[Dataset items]
◆ ◆ ◆ ◆ ◆ ◆ ◆

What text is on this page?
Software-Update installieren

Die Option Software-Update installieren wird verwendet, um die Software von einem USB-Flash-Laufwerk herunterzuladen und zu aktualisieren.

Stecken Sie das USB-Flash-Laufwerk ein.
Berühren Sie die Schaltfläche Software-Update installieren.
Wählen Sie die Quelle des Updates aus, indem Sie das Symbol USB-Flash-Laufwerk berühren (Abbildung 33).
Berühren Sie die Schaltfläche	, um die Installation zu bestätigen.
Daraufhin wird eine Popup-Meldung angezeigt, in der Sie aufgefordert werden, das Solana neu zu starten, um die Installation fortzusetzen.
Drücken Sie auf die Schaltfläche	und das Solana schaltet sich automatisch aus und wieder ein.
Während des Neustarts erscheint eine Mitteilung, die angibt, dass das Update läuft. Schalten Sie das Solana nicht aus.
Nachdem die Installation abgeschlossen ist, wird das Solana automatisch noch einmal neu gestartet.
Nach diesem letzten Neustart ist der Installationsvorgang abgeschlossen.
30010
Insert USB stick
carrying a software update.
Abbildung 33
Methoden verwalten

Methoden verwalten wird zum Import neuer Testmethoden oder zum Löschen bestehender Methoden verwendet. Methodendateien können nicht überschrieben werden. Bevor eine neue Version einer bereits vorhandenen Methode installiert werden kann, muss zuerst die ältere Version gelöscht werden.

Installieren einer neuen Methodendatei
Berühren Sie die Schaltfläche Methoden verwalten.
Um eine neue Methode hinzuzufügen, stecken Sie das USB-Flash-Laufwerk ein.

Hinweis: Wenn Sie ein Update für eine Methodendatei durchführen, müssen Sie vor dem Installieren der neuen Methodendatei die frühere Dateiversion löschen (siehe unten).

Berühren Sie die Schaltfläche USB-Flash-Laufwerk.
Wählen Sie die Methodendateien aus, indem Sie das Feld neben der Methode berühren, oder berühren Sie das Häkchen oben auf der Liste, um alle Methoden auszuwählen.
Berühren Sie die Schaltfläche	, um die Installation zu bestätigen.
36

◆ ◆ ◆ ◆ ◆ ◆ ◆

(Direction): Look through the records and gather every line containing "verwendet".

(Output):
Die Option Software-Update installieren wird verwendet, um die Software von einem USB-Flash-Laufwerk herunterzuladen und zu aktualisieren.
Methoden verwalten wird zum Import neuer Testmethoden oder zum Löschen bestehender Methoden verwendet. Methodendateien können nicht überschrieben werden. Bevor eine neue Version einer bereits vorhandenen Methode installiert werden kann, muss zuerst die ältere Version gelöscht werden.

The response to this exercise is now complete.